Problem to solve:
Return every line below as is, leaving out the pictures.

◆ ◆ ◆ ◆ ◆ ◆ ◆

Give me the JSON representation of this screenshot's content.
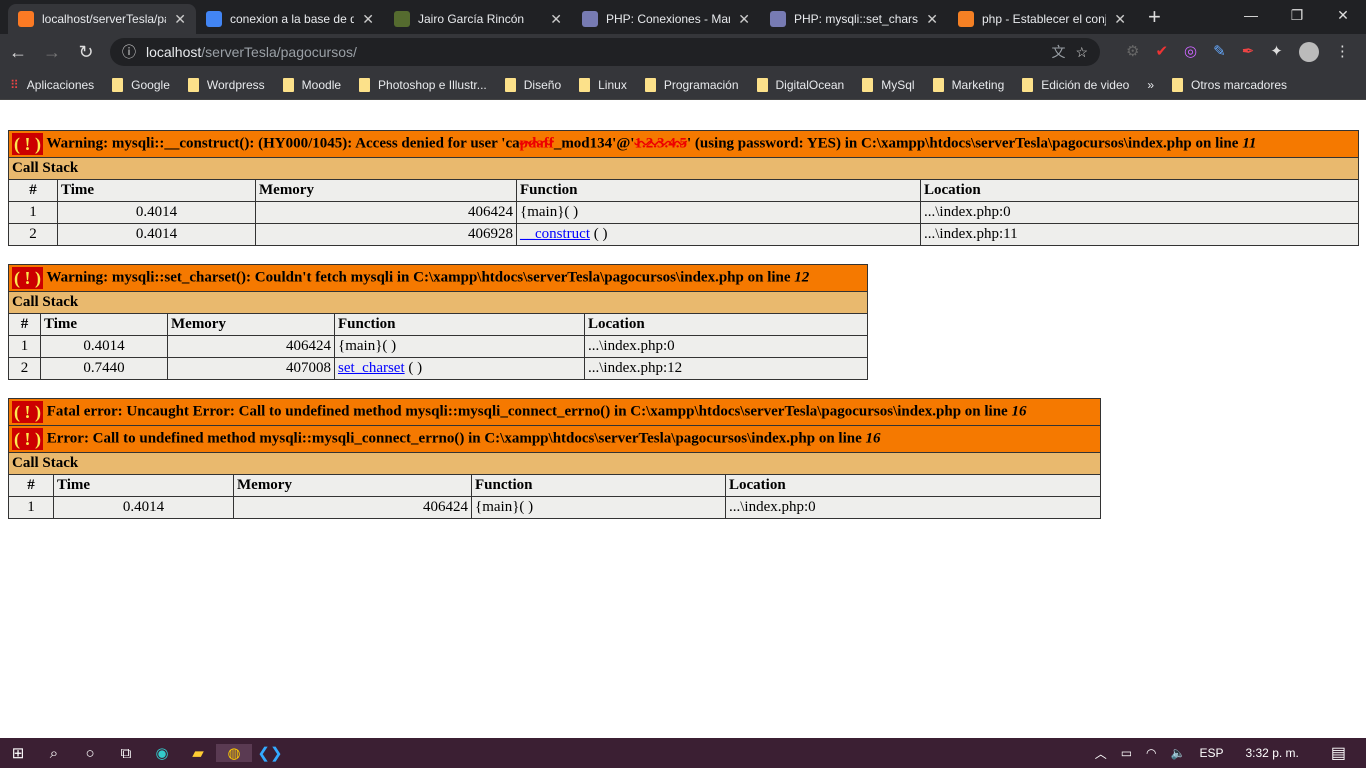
{
  "browser": {
    "tabs": [
      {
        "title": "localhost/serverTesla/pagocursos/",
        "icon": "xampp-icon",
        "color": "#fb7a24",
        "active": true
      },
      {
        "title": "conexion a la base de datos",
        "icon": "google-icon",
        "color": "#4285f4"
      },
      {
        "title": "Jairo García Rincón",
        "icon": "avatar-icon",
        "color": "#556b2f"
      },
      {
        "title": "PHP: Conexiones - Manual",
        "icon": "php-icon",
        "color": "#777bb3"
      },
      {
        "title": "PHP: mysqli::set_charset",
        "icon": "php-icon",
        "color": "#777bb3"
      },
      {
        "title": "php - Establecer el conjunto",
        "icon": "stackoverflow-icon",
        "color": "#f48024"
      }
    ],
    "url_host": "localhost",
    "url_path": "/serverTesla/pagocursos/",
    "bookmarks": [
      "Aplicaciones",
      "Google",
      "Wordpress",
      "Moodle",
      "Photoshop e Illustr...",
      "Diseño",
      "Linux",
      "Programación",
      "DigitalOcean",
      "MySql",
      "Marketing",
      "Edición de video"
    ],
    "more": "»",
    "other_bookmarks": "Otros marcadores"
  },
  "errors": [
    {
      "titles": [
        {
          "pre": "Warning: mysqli::__construct(): (HY000/1045): Access denied for user 'ca",
          "redacted1": "pdaff",
          "mid": "_mod134'@'",
          "redacted2": "1.2.3.4.5",
          "post": "' (using password: YES) in C:\\xampp\\htdocs\\serverTesla\\pagocursos\\index.php on line ",
          "line": "11"
        }
      ],
      "call_stack": "Call Stack",
      "headers": [
        "#",
        "Time",
        "Memory",
        "Function",
        "Location"
      ],
      "rows": [
        [
          "1",
          "0.4014",
          "406424",
          "{main}( )",
          "...\\index.php:0"
        ],
        [
          "2",
          "0.4014",
          "406928",
          "__construct",
          "...\\index.php:11"
        ]
      ]
    },
    {
      "titles": [
        {
          "pre": "Warning: mysqli::set_charset(): Couldn't fetch mysqli in C:\\xampp\\htdocs\\serverTesla\\pagocursos\\index.php on line ",
          "line": "12"
        }
      ],
      "call_stack": "Call Stack",
      "headers": [
        "#",
        "Time",
        "Memory",
        "Function",
        "Location"
      ],
      "rows": [
        [
          "1",
          "0.4014",
          "406424",
          "{main}( )",
          "...\\index.php:0"
        ],
        [
          "2",
          "0.7440",
          "407008",
          "set_charset",
          "...\\index.php:12"
        ]
      ]
    },
    {
      "titles": [
        {
          "pre": "Fatal error: Uncaught Error: Call to undefined method mysqli::mysqli_connect_errno() in C:\\xampp\\htdocs\\serverTesla\\pagocursos\\index.php on line ",
          "line": "16"
        },
        {
          "pre": "Error: Call to undefined method mysqli::mysqli_connect_errno() in C:\\xampp\\htdocs\\serverTesla\\pagocursos\\index.php on line ",
          "line": "16"
        }
      ],
      "call_stack": "Call Stack",
      "headers": [
        "#",
        "Time",
        "Memory",
        "Function",
        "Location"
      ],
      "rows": [
        [
          "1",
          "0.4014",
          "406424",
          "{main}( )",
          "...\\index.php:0"
        ]
      ]
    }
  ],
  "bang": "( ! )",
  "fn_suffix": " ( )",
  "taskbar": {
    "lang": "ESP",
    "time": "3:32 p. m."
  }
}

◆ ◆ ◆ ◆ ◆ ◆ ◆

Solution for this problem:
Give me the JSON representation of this screenshot's content.
{
  "browser": {
    "tabs": [
      {
        "title": "localhost/serverTesla/pagocursos/",
        "icon": "xampp-icon",
        "color": "#fb7a24",
        "active": true
      },
      {
        "title": "conexion a la base de datos",
        "icon": "google-icon",
        "color": "#4285f4"
      },
      {
        "title": "Jairo García Rincón",
        "icon": "avatar-icon",
        "color": "#556b2f"
      },
      {
        "title": "PHP: Conexiones - Manual",
        "icon": "php-icon",
        "color": "#777bb3"
      },
      {
        "title": "PHP: mysqli::set_charset",
        "icon": "php-icon",
        "color": "#777bb3"
      },
      {
        "title": "php - Establecer el conjunto",
        "icon": "stackoverflow-icon",
        "color": "#f48024"
      }
    ],
    "url_host": "localhost",
    "url_path": "/serverTesla/pagocursos/",
    "bookmarks": [
      "Aplicaciones",
      "Google",
      "Wordpress",
      "Moodle",
      "Photoshop e Illustr...",
      "Diseño",
      "Linux",
      "Programación",
      "DigitalOcean",
      "MySql",
      "Marketing",
      "Edición de video"
    ],
    "more": "»",
    "other_bookmarks": "Otros marcadores"
  },
  "errors": [
    {
      "titles": [
        {
          "pre": "Warning: mysqli::__construct(): (HY000/1045): Access denied for user 'ca",
          "redacted1": "pdaff",
          "mid": "_mod134'@'",
          "redacted2": "1.2.3.4.5",
          "post": "' (using password: YES) in C:\\xampp\\htdocs\\serverTesla\\pagocursos\\index.php on line ",
          "line": "11"
        }
      ],
      "call_stack": "Call Stack",
      "headers": [
        "#",
        "Time",
        "Memory",
        "Function",
        "Location"
      ],
      "rows": [
        [
          "1",
          "0.4014",
          "406424",
          "{main}( )",
          "...\\index.php:0"
        ],
        [
          "2",
          "0.4014",
          "406928",
          "__construct",
          "...\\index.php:11"
        ]
      ]
    },
    {
      "titles": [
        {
          "pre": "Warning: mysqli::set_charset(): Couldn't fetch mysqli in C:\\xampp\\htdocs\\serverTesla\\pagocursos\\index.php on line ",
          "line": "12"
        }
      ],
      "call_stack": "Call Stack",
      "headers": [
        "#",
        "Time",
        "Memory",
        "Function",
        "Location"
      ],
      "rows": [
        [
          "1",
          "0.4014",
          "406424",
          "{main}( )",
          "...\\index.php:0"
        ],
        [
          "2",
          "0.7440",
          "407008",
          "set_charset",
          "...\\index.php:12"
        ]
      ]
    },
    {
      "titles": [
        {
          "pre": "Fatal error: Uncaught Error: Call to undefined method mysqli::mysqli_connect_errno() in C:\\xampp\\htdocs\\serverTesla\\pagocursos\\index.php on line ",
          "line": "16"
        },
        {
          "pre": "Error: Call to undefined method mysqli::mysqli_connect_errno() in C:\\xampp\\htdocs\\serverTesla\\pagocursos\\index.php on line ",
          "line": "16"
        }
      ],
      "call_stack": "Call Stack",
      "headers": [
        "#",
        "Time",
        "Memory",
        "Function",
        "Location"
      ],
      "rows": [
        [
          "1",
          "0.4014",
          "406424",
          "{main}( )",
          "...\\index.php:0"
        ]
      ]
    }
  ],
  "bang": "( ! )",
  "fn_suffix": " ( )",
  "taskbar": {
    "lang": "ESP",
    "time": "3:32 p. m."
  }
}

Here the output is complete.